Dataset items
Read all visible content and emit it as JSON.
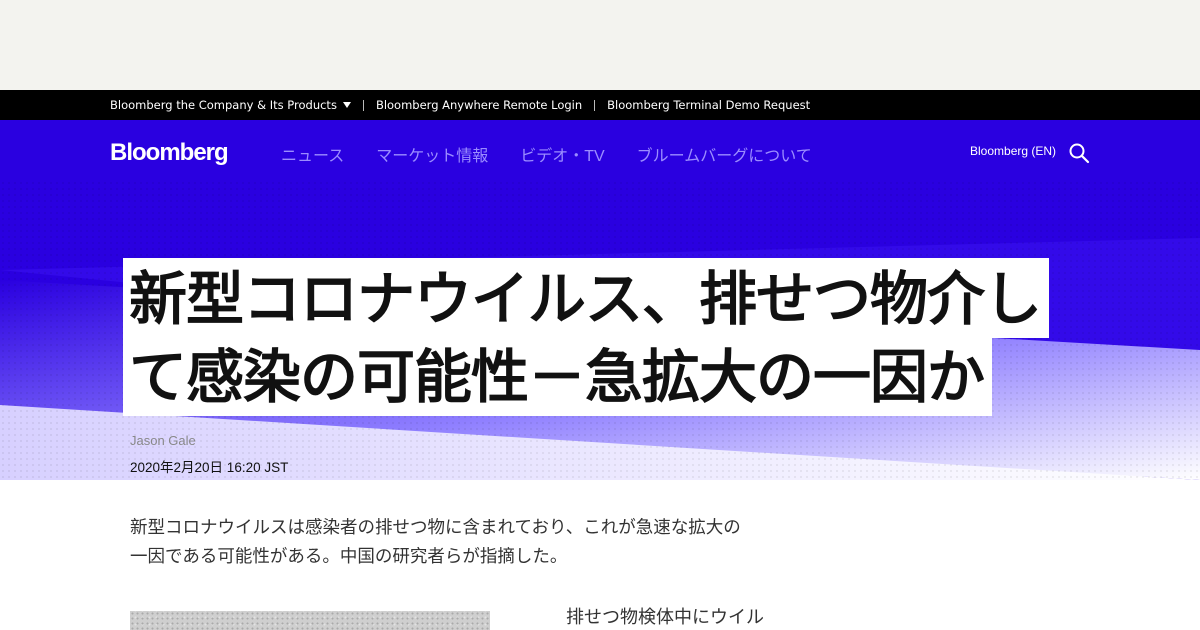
{
  "topbar": {
    "company_products": "Bloomberg the Company & Its Products",
    "anywhere_login": "Bloomberg Anywhere Remote Login",
    "terminal_demo": "Bloomberg Terminal Demo Request"
  },
  "nav": {
    "logo": "Bloomberg",
    "items": [
      {
        "label": "ニュース"
      },
      {
        "label": "マーケット情報"
      },
      {
        "label": "ビデオ・TV"
      },
      {
        "label": "ブルームバーグについて"
      }
    ],
    "edition": "Bloomberg (EN)"
  },
  "article": {
    "headline_line1": "新型コロナウイルス、排せつ物介し",
    "headline_line2": "て感染の可能性－急拡大の一因か",
    "author": "Jason Gale",
    "date": "2020年2月20日 16:20 JST",
    "abstract_line1": "新型コロナウイルスは感染者の排せつ物に含まれており、これが急速な拡大の",
    "abstract_line2": "一因である可能性がある。中国の研究者らが指摘した。",
    "bullet": "排せつ物検体中にウイル"
  },
  "colors": {
    "hero": "#2a00e0",
    "nav_link": "#9b8cff",
    "topbar": "#000000"
  }
}
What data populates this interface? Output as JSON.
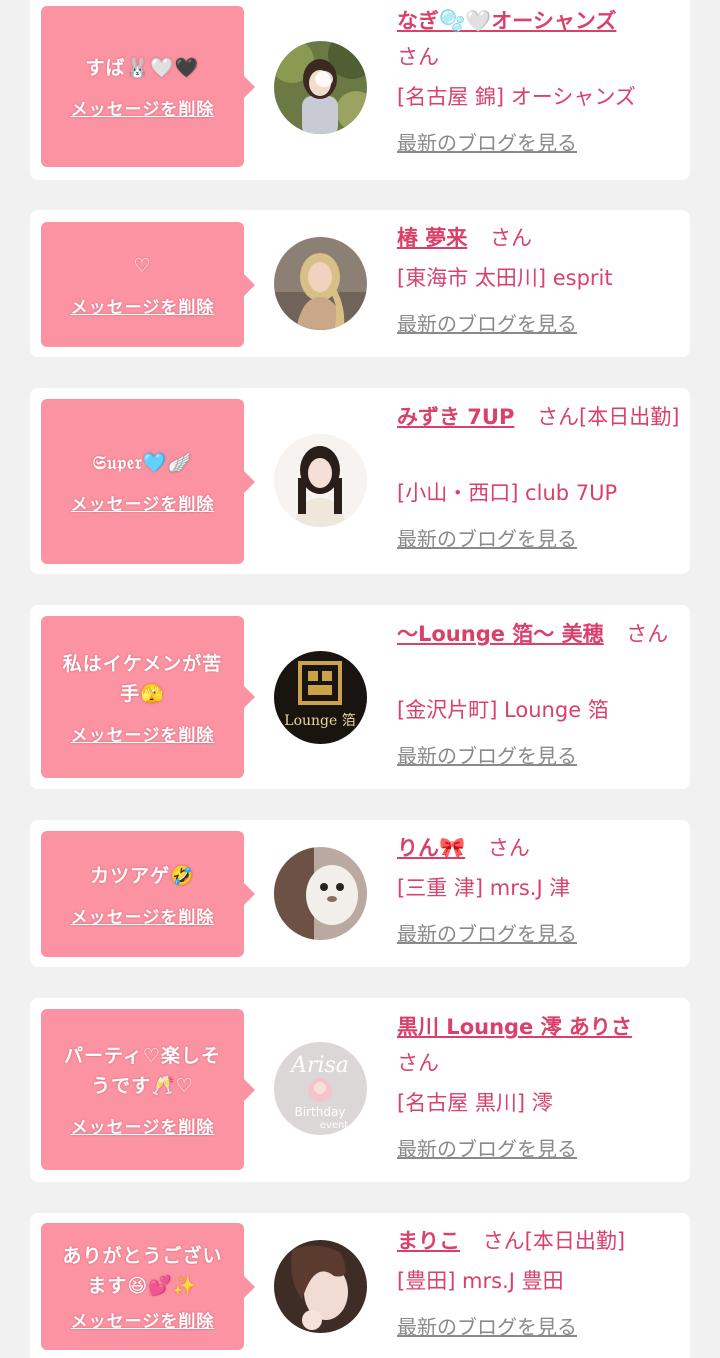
{
  "cards": [
    {
      "message_lines": [
        "すば🐰🤍🖤"
      ],
      "delete_label": "メッセージを削除",
      "name": "なぎ🫧🤍オーシャンズ",
      "suffix": "さん",
      "location": "[名古屋 錦] オーシャンズ",
      "blog_label": "最新のブログを見る",
      "avatar": "photo-woman-in-park"
    },
    {
      "message_lines": [
        "♡"
      ],
      "delete_label": "メッセージを削除",
      "name": "椿 夢来",
      "suffix": "さん",
      "location": "[東海市 太田川] esprit",
      "blog_label": "最新のブログを見る",
      "avatar": "photo-blonde-woman"
    },
    {
      "message_lines": [
        "𝔖𝔲𝔭𝔢𝔯🩵🪽"
      ],
      "delete_label": "メッセージを削除",
      "name": "みずき 7UP",
      "suffix": "さん[本日出勤]",
      "location": "[小山・西口] club 7UP",
      "blog_label": "最新のブログを見る",
      "avatar": "photo-dark-haired-woman"
    },
    {
      "message_lines": [
        "私はイケメンが苦",
        "手🫣"
      ],
      "delete_label": "メッセージを削除",
      "name": "〜Lounge 箔〜 美穂",
      "suffix": "さん",
      "location": "[金沢片町] Lounge 箔",
      "blog_label": "最新のブログを見る",
      "avatar": "logo-lounge"
    },
    {
      "message_lines": [
        "カツアゲ🤣"
      ],
      "delete_label": "メッセージを削除",
      "name": "りん🎀",
      "suffix": "さん",
      "location": "[三重 津] mrs.J 津",
      "blog_label": "最新のブログを見る",
      "avatar": "photo-plush"
    },
    {
      "message_lines": [
        "パーティ♡楽しそ",
        "うです🥂♡"
      ],
      "delete_label": "メッセージを削除",
      "name": "黒川 Lounge 澪 ありさ",
      "suffix": "さん",
      "location": "[名古屋 黒川] 澪",
      "blog_label": "最新のブログを見る",
      "avatar": "photo-birthday-event"
    },
    {
      "message_lines": [
        "ありがとうござい",
        "ます😆💕✨"
      ],
      "delete_label": "メッセージを削除",
      "name": "まりこ",
      "suffix": "さん[本日出勤]",
      "location": "[豊田] mrs.J 豊田",
      "blog_label": "最新のブログを見る",
      "avatar": "photo-woman-portrait"
    }
  ],
  "avatar4_text": "Lounge 箔",
  "avatar6_text_1": "Arisa",
  "avatar6_text_2": "Birthday",
  "avatar6_text_3": "event",
  "colors": {
    "page_background": "#f1f1f1",
    "card_background": "#ffffff",
    "bubble_pink": "#fc93a2",
    "accent_text": "#d9416b",
    "blog_link_gray": "#8a8a8a"
  }
}
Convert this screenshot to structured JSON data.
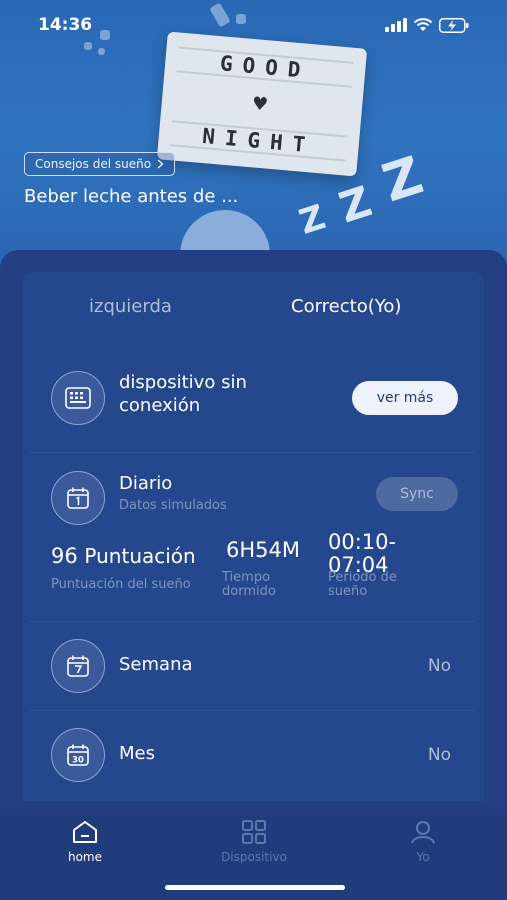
{
  "status_bar": {
    "time": "14:36"
  },
  "hero": {
    "lightbox_line1": "GOOD",
    "lightbox_line2": "NIGHT",
    "tips_badge": "Consejos del sueño",
    "tip_title": "Beber leche antes de ..."
  },
  "tabs": [
    {
      "label": "izquierda",
      "active": false
    },
    {
      "label": "Correcto(Yo)",
      "active": true
    }
  ],
  "device": {
    "status": "dispositivo sin conexión",
    "more_label": "ver más"
  },
  "daily": {
    "title": "Diario",
    "subtitle": "Datos simulados",
    "sync_label": "Sync",
    "score_value": "96",
    "score_unit": "Puntuación",
    "score_label": "Puntuación del sueño",
    "sleep_time_value": "6H54M",
    "sleep_time_label": "Tiempo dormido",
    "period_value": "00:10-07:04",
    "period_label": "Periodo de sueño"
  },
  "week": {
    "title": "Semana",
    "value": "No"
  },
  "month": {
    "title": "Mes",
    "value": "No",
    "icon_number": "30"
  },
  "nav": [
    {
      "label": "home",
      "icon": "home-icon",
      "active": true
    },
    {
      "label": "Dispositivo",
      "icon": "grid-icon",
      "active": false
    },
    {
      "label": "Yo",
      "icon": "user-icon",
      "active": false
    }
  ],
  "colors": {
    "background": "#1f3d7f",
    "card": "#25478d",
    "accent_white": "#ffffff",
    "muted_text": "#7f95bf"
  }
}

What the exercise asks — Leave out the pictures and return every record word for word.

Output —
Read all visible content and emit it as JSON.
{
  "topbar": {
    "company_products": "Bloomberg the Company & Its Products",
    "anywhere_login": "Bloomberg Anywhere Remote Login",
    "terminal_demo": "Bloomberg Terminal Demo Request"
  },
  "nav": {
    "logo": "Bloomberg",
    "items": [
      {
        "label": "ニュース"
      },
      {
        "label": "マーケット情報"
      },
      {
        "label": "ビデオ・TV"
      },
      {
        "label": "ブルームバーグについて"
      }
    ],
    "edition": "Bloomberg (EN)"
  },
  "article": {
    "headline_line1": "新型コロナウイルス、排せつ物介し",
    "headline_line2": "て感染の可能性－急拡大の一因か",
    "author": "Jason Gale",
    "date": "2020年2月20日 16:20 JST",
    "abstract_line1": "新型コロナウイルスは感染者の排せつ物に含まれており、これが急速な拡大の",
    "abstract_line2": "一因である可能性がある。中国の研究者らが指摘した。",
    "bullet": "排せつ物検体中にウイル"
  },
  "colors": {
    "hero": "#2a00e0",
    "nav_link": "#9b8cff",
    "topbar": "#000000"
  }
}
What data populates this interface? Output as JSON.
{
  "cards": [
    {
      "message_lines": [
        "すば🐰🤍🖤"
      ],
      "delete_label": "メッセージを削除",
      "name": "なぎ🫧🤍オーシャンズ",
      "suffix": "さん",
      "location": "[名古屋 錦] オーシャンズ",
      "blog_label": "最新のブログを見る",
      "avatar": "photo-woman-in-park"
    },
    {
      "message_lines": [
        "♡"
      ],
      "delete_label": "メッセージを削除",
      "name": "椿 夢来",
      "suffix": "さん",
      "location": "[東海市 太田川] esprit",
      "blog_label": "最新のブログを見る",
      "avatar": "photo-blonde-woman"
    },
    {
      "message_lines": [
        "𝔖𝔲𝔭𝔢𝔯🩵🪽"
      ],
      "delete_label": "メッセージを削除",
      "name": "みずき 7UP",
      "suffix": "さん[本日出勤]",
      "location": "[小山・西口] club 7UP",
      "blog_label": "最新のブログを見る",
      "avatar": "photo-dark-haired-woman"
    },
    {
      "message_lines": [
        "私はイケメンが苦",
        "手🫣"
      ],
      "delete_label": "メッセージを削除",
      "name": "〜Lounge 箔〜 美穂",
      "suffix": "さん",
      "location": "[金沢片町] Lounge 箔",
      "blog_label": "最新のブログを見る",
      "avatar": "logo-lounge"
    },
    {
      "message_lines": [
        "カツアゲ🤣"
      ],
      "delete_label": "メッセージを削除",
      "name": "りん🎀",
      "suffix": "さん",
      "location": "[三重 津] mrs.J 津",
      "blog_label": "最新のブログを見る",
      "avatar": "photo-plush"
    },
    {
      "message_lines": [
        "パーティ♡楽しそ",
        "うです🥂♡"
      ],
      "delete_label": "メッセージを削除",
      "name": "黒川 Lounge 澪 ありさ",
      "suffix": "さん",
      "location": "[名古屋 黒川] 澪",
      "blog_label": "最新のブログを見る",
      "avatar": "photo-birthday-event"
    },
    {
      "message_lines": [
        "ありがとうござい",
        "ます😆💕✨"
      ],
      "delete_label": "メッセージを削除",
      "name": "まりこ",
      "suffix": "さん[本日出勤]",
      "location": "[豊田] mrs.J 豊田",
      "blog_label": "最新のブログを見る",
      "avatar": "photo-woman-portrait"
    }
  ],
  "avatar4_text": "Lounge 箔",
  "avatar6_text_1": "Arisa",
  "avatar6_text_2": "Birthday",
  "avatar6_text_3": "event",
  "colors": {
    "page_background": "#f1f1f1",
    "card_background": "#ffffff",
    "bubble_pink": "#fc93a2",
    "accent_text": "#d9416b",
    "blog_link_gray": "#8a8a8a"
  }
}
Convert this screenshot to structured JSON data.
{
  "status_bar": {
    "time": "14:36"
  },
  "hero": {
    "lightbox_line1": "GOOD",
    "lightbox_line2": "NIGHT",
    "tips_badge": "Consejos del sueño",
    "tip_title": "Beber leche antes de ..."
  },
  "tabs": [
    {
      "label": "izquierda",
      "active": false
    },
    {
      "label": "Correcto(Yo)",
      "active": true
    }
  ],
  "device": {
    "status": "dispositivo sin conexión",
    "more_label": "ver más"
  },
  "daily": {
    "title": "Diario",
    "subtitle": "Datos simulados",
    "sync_label": "Sync",
    "score_value": "96",
    "score_unit": "Puntuación",
    "score_label": "Puntuación del sueño",
    "sleep_time_value": "6H54M",
    "sleep_time_label": "Tiempo dormido",
    "period_value": "00:10-07:04",
    "period_label": "Periodo de sueño"
  },
  "week": {
    "title": "Semana",
    "value": "No"
  },
  "month": {
    "title": "Mes",
    "value": "No",
    "icon_number": "30"
  },
  "nav": [
    {
      "label": "home",
      "icon": "home-icon",
      "active": true
    },
    {
      "label": "Dispositivo",
      "icon": "grid-icon",
      "active": false
    },
    {
      "label": "Yo",
      "icon": "user-icon",
      "active": false
    }
  ],
  "colors": {
    "background": "#1f3d7f",
    "card": "#25478d",
    "accent_white": "#ffffff",
    "muted_text": "#7f95bf"
  }
}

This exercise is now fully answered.